WHAT TO WORK ON: Reproduce the data word for word, from its first line up to and including the line with "Text: S: S [88, 188, 95, 202]".

*** SOURCE DATA ***

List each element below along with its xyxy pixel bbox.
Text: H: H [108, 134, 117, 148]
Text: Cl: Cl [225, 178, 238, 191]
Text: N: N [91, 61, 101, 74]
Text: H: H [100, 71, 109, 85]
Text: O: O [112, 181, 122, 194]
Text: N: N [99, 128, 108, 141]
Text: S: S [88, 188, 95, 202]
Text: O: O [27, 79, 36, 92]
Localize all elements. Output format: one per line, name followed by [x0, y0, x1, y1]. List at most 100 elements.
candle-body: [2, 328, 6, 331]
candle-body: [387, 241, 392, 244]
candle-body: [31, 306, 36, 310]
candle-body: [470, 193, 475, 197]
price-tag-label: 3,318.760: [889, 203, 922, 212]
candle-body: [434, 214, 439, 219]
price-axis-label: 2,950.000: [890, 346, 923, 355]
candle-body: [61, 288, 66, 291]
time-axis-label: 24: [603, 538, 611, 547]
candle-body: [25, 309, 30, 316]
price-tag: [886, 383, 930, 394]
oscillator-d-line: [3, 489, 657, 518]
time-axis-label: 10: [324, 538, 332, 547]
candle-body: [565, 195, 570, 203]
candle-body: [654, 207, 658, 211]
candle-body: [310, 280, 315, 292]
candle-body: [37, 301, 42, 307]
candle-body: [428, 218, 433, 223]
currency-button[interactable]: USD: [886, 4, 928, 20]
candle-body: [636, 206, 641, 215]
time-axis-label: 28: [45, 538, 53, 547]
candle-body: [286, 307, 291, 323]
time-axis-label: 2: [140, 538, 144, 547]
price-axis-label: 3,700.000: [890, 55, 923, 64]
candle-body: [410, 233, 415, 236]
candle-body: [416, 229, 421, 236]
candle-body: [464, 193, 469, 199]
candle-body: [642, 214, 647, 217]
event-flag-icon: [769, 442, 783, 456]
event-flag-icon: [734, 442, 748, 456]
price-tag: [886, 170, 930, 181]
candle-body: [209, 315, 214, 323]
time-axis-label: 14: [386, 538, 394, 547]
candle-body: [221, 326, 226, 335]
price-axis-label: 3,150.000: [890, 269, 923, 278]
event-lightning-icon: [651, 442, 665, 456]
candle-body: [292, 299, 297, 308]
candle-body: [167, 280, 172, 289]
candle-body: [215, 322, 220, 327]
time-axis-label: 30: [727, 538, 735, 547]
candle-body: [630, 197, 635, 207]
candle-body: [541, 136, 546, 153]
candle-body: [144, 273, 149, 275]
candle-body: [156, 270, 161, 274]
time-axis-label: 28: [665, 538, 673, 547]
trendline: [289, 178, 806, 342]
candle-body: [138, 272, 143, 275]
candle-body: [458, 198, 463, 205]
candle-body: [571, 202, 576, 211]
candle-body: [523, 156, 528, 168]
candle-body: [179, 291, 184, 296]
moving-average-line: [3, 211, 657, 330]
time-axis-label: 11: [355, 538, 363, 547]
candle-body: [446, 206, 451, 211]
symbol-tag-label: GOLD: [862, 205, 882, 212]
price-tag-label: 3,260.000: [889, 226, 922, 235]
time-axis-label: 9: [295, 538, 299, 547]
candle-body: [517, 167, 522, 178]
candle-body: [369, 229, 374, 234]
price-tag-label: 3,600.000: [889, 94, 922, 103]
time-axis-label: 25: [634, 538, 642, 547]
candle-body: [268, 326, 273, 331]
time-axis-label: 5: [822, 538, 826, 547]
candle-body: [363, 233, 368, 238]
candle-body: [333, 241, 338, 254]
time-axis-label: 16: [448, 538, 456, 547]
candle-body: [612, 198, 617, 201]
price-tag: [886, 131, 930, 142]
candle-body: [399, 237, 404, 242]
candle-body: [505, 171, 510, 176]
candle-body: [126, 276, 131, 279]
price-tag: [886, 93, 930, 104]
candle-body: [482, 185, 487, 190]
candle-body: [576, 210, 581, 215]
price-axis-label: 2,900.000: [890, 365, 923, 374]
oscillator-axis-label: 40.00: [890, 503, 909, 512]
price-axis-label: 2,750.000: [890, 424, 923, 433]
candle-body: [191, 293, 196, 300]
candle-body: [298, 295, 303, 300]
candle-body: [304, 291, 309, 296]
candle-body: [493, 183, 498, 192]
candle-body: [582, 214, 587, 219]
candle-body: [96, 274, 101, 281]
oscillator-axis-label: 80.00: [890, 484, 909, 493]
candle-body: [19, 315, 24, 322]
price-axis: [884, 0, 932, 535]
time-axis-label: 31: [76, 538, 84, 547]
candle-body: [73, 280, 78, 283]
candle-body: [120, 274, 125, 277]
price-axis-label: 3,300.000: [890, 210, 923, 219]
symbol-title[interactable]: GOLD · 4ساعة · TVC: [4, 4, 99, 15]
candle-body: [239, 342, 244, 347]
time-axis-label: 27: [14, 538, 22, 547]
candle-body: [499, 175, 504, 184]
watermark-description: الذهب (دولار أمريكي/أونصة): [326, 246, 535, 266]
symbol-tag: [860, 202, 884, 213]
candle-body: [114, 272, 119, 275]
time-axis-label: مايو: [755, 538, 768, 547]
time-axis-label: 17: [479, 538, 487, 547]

***

WORKED ANSWER:
List each element below along with its xyxy pixel bbox.
Text: H: H [108, 134, 117, 148]
Text: Cl: Cl [225, 178, 238, 191]
Text: N: N [91, 61, 101, 74]
Text: H: H [100, 71, 109, 85]
Text: O: O [112, 181, 122, 194]
Text: N: N [99, 128, 108, 141]
Text: S: S [88, 188, 95, 202]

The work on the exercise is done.